**Task description**. Every record below is to be retyped exactly.

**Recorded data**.
================
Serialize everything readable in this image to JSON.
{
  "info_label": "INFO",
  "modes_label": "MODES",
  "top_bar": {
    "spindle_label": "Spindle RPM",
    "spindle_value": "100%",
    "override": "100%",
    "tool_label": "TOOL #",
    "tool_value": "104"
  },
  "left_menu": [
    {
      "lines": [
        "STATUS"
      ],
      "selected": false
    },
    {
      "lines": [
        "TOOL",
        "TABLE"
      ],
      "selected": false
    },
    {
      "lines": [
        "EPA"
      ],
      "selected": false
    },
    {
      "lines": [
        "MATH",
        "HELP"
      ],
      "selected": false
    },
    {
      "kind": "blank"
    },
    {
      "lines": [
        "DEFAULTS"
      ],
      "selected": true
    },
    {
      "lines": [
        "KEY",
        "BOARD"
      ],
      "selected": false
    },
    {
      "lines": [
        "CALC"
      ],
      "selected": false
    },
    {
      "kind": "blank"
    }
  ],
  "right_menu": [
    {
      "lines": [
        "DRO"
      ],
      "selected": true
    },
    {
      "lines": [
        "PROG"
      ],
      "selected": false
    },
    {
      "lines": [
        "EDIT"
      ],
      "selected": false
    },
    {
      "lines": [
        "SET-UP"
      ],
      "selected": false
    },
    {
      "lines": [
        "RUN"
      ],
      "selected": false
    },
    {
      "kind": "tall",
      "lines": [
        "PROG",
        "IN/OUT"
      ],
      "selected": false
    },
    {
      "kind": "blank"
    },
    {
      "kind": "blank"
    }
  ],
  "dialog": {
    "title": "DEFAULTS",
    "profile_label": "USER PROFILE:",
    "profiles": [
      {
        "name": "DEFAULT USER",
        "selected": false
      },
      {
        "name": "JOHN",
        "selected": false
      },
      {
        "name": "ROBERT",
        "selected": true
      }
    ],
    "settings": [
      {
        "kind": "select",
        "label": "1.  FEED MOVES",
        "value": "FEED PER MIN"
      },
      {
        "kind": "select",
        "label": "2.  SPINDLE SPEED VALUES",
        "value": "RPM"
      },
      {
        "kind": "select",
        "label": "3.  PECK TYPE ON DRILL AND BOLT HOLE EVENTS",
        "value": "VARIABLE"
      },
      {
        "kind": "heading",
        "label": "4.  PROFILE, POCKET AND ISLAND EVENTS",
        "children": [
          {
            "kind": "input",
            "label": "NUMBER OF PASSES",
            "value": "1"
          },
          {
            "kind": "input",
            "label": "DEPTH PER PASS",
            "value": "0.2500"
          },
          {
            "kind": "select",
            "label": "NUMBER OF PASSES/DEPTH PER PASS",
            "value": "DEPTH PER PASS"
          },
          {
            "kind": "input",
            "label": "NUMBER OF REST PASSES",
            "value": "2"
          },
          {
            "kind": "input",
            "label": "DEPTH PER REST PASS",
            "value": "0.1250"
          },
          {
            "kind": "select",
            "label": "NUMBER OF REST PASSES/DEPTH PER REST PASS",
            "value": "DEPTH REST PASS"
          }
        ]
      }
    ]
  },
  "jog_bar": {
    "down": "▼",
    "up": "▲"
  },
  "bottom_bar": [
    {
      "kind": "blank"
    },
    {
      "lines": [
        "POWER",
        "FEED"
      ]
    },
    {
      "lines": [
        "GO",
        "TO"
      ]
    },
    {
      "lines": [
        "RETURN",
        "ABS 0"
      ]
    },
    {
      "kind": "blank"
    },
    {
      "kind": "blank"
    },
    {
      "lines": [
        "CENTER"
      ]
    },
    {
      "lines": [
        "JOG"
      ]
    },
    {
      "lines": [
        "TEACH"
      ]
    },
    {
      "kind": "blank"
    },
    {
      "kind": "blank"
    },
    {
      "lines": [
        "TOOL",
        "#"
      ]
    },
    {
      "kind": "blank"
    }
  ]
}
================
**Correct output**.
Serialize everything readable in this image to JSON.
{
  "info_label": "INFO",
  "modes_label": "MODES",
  "top_bar": {
    "spindle_label": "Spindle RPM",
    "spindle_value": "100%",
    "override": "100%",
    "tool_label": "TOOL #",
    "tool_value": "104"
  },
  "left_menu": [
    {
      "lines": [
        "STATUS"
      ],
      "selected": false
    },
    {
      "lines": [
        "TOOL",
        "TABLE"
      ],
      "selected": false
    },
    {
      "lines": [
        "EPA"
      ],
      "selected": false
    },
    {
      "lines": [
        "MATH",
        "HELP"
      ],
      "selected": false
    },
    {
      "kind": "blank"
    },
    {
      "lines": [
        "DEFAULTS"
      ],
      "selected": true
    },
    {
      "lines": [
        "KEY",
        "BOARD"
      ],
      "selected": false
    },
    {
      "lines": [
        "CALC"
      ],
      "selected": false
    },
    {
      "kind": "blank"
    }
  ],
  "right_menu": [
    {
      "lines": [
        "DRO"
      ],
      "selected": true
    },
    {
      "lines": [
        "PROG"
      ],
      "selected": false
    },
    {
      "lines": [
        "EDIT"
      ],
      "selected": false
    },
    {
      "lines": [
        "SET-UP"
      ],
      "selected": false
    },
    {
      "lines": [
        "RUN"
      ],
      "selected": false
    },
    {
      "kind": "tall",
      "lines": [
        "PROG",
        "IN/OUT"
      ],
      "selected": false
    },
    {
      "kind": "blank"
    },
    {
      "kind": "blank"
    }
  ],
  "dialog": {
    "title": "DEFAULTS",
    "profile_label": "USER PROFILE:",
    "profiles": [
      {
        "name": "DEFAULT USER",
        "selected": false
      },
      {
        "name": "JOHN",
        "selected": false
      },
      {
        "name": "ROBERT",
        "selected": true
      }
    ],
    "settings": [
      {
        "kind": "select",
        "label": "1.  FEED MOVES",
        "value": "FEED PER MIN"
      },
      {
        "kind": "select",
        "label": "2.  SPINDLE SPEED VALUES",
        "value": "RPM"
      },
      {
        "kind": "select",
        "label": "3.  PECK TYPE ON DRILL AND BOLT HOLE EVENTS",
        "value": "VARIABLE"
      },
      {
        "kind": "heading",
        "label": "4.  PROFILE, POCKET AND ISLAND EVENTS",
        "children": [
          {
            "kind": "input",
            "label": "NUMBER OF PASSES",
            "value": "1"
          },
          {
            "kind": "input",
            "label": "DEPTH PER PASS",
            "value": "0.2500"
          },
          {
            "kind": "select",
            "label": "NUMBER OF PASSES/DEPTH PER PASS",
            "value": "DEPTH PER PASS"
          },
          {
            "kind": "input",
            "label": "NUMBER OF REST PASSES",
            "value": "2"
          },
          {
            "kind": "input",
            "label": "DEPTH PER REST PASS",
            "value": "0.1250"
          },
          {
            "kind": "select",
            "label": "NUMBER OF REST PASSES/DEPTH PER REST PASS",
            "value": "DEPTH REST PASS"
          }
        ]
      }
    ]
  },
  "jog_bar": {
    "down": "▼",
    "up": "▲"
  },
  "bottom_bar": [
    {
      "kind": "blank"
    },
    {
      "lines": [
        "POWER",
        "FEED"
      ]
    },
    {
      "lines": [
        "GO",
        "TO"
      ]
    },
    {
      "lines": [
        "RETURN",
        "ABS 0"
      ]
    },
    {
      "kind": "blank"
    },
    {
      "kind": "blank"
    },
    {
      "lines": [
        "CENTER"
      ]
    },
    {
      "lines": [
        "JOG"
      ]
    },
    {
      "lines": [
        "TEACH"
      ]
    },
    {
      "kind": "blank"
    },
    {
      "kind": "blank"
    },
    {
      "lines": [
        "TOOL",
        "#"
      ]
    },
    {
      "kind": "blank"
    }
  ]
}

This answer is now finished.